_Task statement_
Track down the lines that contain "xlabel" and copy them.

_Excerpted records_

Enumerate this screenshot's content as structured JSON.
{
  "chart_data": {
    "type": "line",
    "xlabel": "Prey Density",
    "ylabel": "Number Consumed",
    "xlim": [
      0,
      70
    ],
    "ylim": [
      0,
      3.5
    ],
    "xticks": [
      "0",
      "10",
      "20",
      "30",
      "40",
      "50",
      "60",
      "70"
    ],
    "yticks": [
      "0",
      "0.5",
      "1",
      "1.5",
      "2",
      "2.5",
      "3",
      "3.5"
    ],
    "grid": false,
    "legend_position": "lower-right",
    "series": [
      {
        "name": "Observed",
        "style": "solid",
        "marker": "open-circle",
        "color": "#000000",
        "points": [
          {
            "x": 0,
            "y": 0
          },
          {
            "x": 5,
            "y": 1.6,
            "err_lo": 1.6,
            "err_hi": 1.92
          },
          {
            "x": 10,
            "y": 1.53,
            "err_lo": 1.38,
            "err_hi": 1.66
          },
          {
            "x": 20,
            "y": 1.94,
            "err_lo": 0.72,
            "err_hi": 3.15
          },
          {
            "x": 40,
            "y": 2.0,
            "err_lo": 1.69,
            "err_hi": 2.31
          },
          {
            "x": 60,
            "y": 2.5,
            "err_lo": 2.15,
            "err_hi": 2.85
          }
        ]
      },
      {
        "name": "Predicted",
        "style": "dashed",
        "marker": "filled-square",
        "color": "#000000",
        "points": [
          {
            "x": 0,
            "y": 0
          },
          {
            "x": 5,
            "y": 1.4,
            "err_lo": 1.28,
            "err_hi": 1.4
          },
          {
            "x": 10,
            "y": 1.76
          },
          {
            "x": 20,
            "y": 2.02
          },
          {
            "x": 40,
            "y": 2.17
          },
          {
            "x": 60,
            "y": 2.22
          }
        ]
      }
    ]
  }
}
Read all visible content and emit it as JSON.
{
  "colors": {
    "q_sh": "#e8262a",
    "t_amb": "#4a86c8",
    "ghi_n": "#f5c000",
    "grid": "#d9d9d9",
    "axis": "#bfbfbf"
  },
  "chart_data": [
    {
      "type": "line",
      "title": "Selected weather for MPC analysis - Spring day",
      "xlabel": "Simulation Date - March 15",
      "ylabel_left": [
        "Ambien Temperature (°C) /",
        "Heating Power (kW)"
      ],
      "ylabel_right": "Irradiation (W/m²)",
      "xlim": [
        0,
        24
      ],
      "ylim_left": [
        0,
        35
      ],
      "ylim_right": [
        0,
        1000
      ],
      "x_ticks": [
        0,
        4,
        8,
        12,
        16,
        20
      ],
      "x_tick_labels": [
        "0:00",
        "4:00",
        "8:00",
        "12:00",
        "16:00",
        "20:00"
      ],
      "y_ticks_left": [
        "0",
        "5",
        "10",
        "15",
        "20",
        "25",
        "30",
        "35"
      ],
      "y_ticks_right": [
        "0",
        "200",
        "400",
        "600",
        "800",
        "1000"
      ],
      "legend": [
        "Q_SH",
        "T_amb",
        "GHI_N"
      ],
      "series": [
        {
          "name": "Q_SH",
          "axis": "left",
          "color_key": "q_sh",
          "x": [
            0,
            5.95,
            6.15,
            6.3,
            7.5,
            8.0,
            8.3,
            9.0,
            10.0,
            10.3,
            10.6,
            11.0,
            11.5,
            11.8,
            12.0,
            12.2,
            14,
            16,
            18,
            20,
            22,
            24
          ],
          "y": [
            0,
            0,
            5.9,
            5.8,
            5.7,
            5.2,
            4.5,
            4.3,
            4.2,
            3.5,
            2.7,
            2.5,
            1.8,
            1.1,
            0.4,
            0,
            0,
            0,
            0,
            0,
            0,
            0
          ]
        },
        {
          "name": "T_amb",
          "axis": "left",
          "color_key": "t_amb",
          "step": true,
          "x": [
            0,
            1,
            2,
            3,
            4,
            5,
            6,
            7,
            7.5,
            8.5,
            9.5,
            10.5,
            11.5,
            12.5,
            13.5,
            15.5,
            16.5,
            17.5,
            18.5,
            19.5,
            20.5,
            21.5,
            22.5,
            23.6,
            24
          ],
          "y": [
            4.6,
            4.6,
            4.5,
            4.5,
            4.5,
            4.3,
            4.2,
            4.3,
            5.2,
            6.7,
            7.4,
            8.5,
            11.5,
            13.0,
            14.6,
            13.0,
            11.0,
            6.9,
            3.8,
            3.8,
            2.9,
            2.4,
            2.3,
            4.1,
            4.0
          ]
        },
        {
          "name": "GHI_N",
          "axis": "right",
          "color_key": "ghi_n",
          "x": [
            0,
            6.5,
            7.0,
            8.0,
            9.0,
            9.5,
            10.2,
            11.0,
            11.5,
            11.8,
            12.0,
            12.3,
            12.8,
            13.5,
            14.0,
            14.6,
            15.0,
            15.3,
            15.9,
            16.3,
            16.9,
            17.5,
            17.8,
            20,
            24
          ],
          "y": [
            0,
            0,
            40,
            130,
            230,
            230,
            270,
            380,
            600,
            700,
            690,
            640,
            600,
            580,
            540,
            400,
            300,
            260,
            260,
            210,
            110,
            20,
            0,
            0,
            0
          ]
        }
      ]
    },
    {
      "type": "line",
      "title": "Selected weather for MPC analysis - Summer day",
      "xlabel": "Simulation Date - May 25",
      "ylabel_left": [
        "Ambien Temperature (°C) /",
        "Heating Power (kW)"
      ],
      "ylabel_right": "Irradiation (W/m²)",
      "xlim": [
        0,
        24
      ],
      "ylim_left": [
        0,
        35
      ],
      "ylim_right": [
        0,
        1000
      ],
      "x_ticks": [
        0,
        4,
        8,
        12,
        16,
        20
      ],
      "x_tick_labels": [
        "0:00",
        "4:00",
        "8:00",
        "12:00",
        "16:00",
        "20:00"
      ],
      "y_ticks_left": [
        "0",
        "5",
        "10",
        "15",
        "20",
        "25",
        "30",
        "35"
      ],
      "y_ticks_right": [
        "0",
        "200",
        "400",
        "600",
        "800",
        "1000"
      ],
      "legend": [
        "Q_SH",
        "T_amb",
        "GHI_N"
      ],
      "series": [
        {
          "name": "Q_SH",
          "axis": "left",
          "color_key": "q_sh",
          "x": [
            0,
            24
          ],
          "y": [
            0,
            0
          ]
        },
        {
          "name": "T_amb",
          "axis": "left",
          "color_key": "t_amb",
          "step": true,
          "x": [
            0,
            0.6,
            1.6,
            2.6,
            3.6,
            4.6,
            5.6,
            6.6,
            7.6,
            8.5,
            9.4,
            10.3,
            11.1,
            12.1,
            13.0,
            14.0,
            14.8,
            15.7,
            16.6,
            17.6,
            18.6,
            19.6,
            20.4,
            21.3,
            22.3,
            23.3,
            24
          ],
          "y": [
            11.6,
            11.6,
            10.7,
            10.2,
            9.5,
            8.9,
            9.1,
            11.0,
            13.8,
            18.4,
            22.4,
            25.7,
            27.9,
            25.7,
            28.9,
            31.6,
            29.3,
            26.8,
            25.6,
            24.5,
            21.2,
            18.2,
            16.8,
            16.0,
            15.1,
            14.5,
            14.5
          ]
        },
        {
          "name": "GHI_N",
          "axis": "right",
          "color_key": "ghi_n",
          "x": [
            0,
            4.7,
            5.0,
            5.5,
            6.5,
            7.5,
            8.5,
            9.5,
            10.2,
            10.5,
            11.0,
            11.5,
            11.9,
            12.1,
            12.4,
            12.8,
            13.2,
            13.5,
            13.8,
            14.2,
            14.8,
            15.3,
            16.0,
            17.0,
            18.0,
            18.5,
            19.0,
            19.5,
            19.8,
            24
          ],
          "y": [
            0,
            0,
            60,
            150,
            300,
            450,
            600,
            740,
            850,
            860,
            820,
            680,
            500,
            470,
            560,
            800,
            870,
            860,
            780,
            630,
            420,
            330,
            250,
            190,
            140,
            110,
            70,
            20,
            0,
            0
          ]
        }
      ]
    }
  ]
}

_Exercise result_
    "xlabel": "Prey Density",
      "xlabel": "Simulation Date - March 15",
      "xlabel": "Simulation Date - May 25",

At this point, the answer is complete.